Instructions to follow: Track down every line below that holds "volume" and copy it.

Data in this exercise:
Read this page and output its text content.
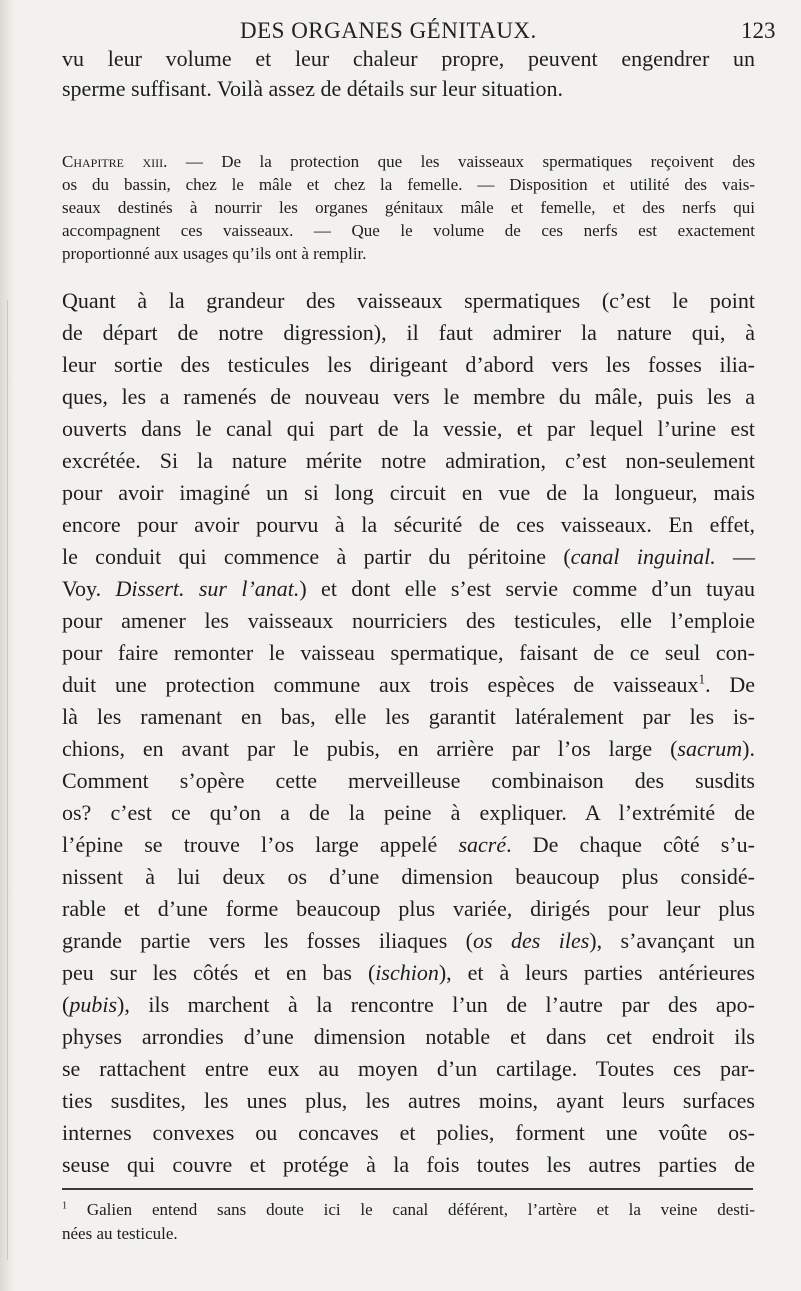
DES ORGANES GÉNITAUX.	123
vu leur volume et leur chaleur propre, peuvent engendrer un
sperme suffisant. Voilà assez de détails sur leur situation.
Chapitre xiii. — De la protection que les vaisseaux spermatiques reçoivent des
os du bassin, chez le mâle et chez la femelle. — Disposition et utilité des vais-
seaux destinés à nourrir les organes génitaux mâle et femelle, et des nerfs qui
accompagnent ces vaisseaux. — Que le volume de ces nerfs est exactement
proportionné aux usages qu’ils ont à remplir.
Quant à la grandeur des vaisseaux spermatiques (c’est le point
de départ de notre digression), il faut admirer la nature qui, à
leur sortie des testicules les dirigeant d’abord vers les fosses ilia-
ques, les a ramenés de nouveau vers le membre du mâle, puis les a
ouverts dans le canal qui part de la vessie, et par lequel l’urine est
excrétée. Si la nature mérite notre admiration, c’est non-seulement
pour avoir imaginé un si long circuit en vue de la longueur, mais
encore pour avoir pourvu à la sécurité de ces vaisseaux. En effet,
le conduit qui commence à partir du péritoine (canal inguinal. —
Voy. Dissert. sur l’anat.) et dont elle s’est servie comme d’un tuyau
pour amener les vaisseaux nourriciers des testicules, elle l’emploie
pour faire remonter le vaisseau spermatique, faisant de ce seul con-
duit une protection commune aux trois espèces de vaisseaux$^1$. De
là les ramenant en bas, elle les garantit latéralement par les is-
chions, en avant par le pubis, en arrière par l’os large (sacrum).
Comment s’opère cette merveilleuse combinaison des susdits
os? c’est ce qu’on a de la peine à expliquer. A l’extrémité de
l’épine se trouve l’os large appelé sacré. De chaque côté s’u-
nissent à lui deux os d’une dimension beaucoup plus considé-
rable et d’une forme beaucoup plus variée, dirigés pour leur plus
grande partie vers les fosses iliaques (os des iles), s’avançant un
peu sur les côtés et en bas (ischion), et à leurs parties antérieures
(pubis), ils marchent à la rencontre l’un de l’autre par des apo-
physes arrondies d’une dimension notable et dans cet endroit ils
se rattachent entre eux au moyen d’un cartilage. Toutes ces par-
ties susdites, les unes plus, les autres moins, ayant leurs surfaces
internes convexes ou concaves et polies, forment une voûte os-
seuse qui couvre et protége à la fois toutes les autres parties de
$^1$ Galien entend sans doute ici le canal déférent, l’artère et la veine desti-
nées au testicule.
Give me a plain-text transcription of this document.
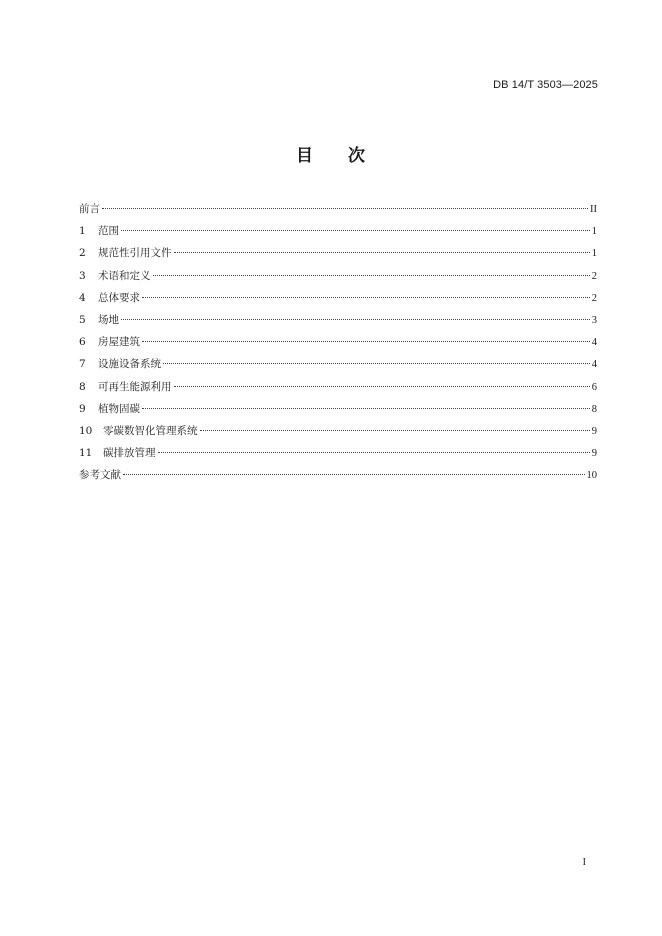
DB 14/T 3503—2025
目 次
前言	II
1	范围	1
2	规范性引用文件	1
3	术语和定义	2
4	总体要求	2
5	场地	3
6	房屋建筑	4
7	设施设备系统	4
8	可再生能源利用	6
9	植物固碳	8
10	零碳数智化管理系统	9
11	碳排放管理	9
参考文献	10
I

Worked solution:
vu leur volume et leur chaleur propre, peuvent engendrer un
accompagnent ces vaisseaux. — Que le volume de ces nerfs est exactement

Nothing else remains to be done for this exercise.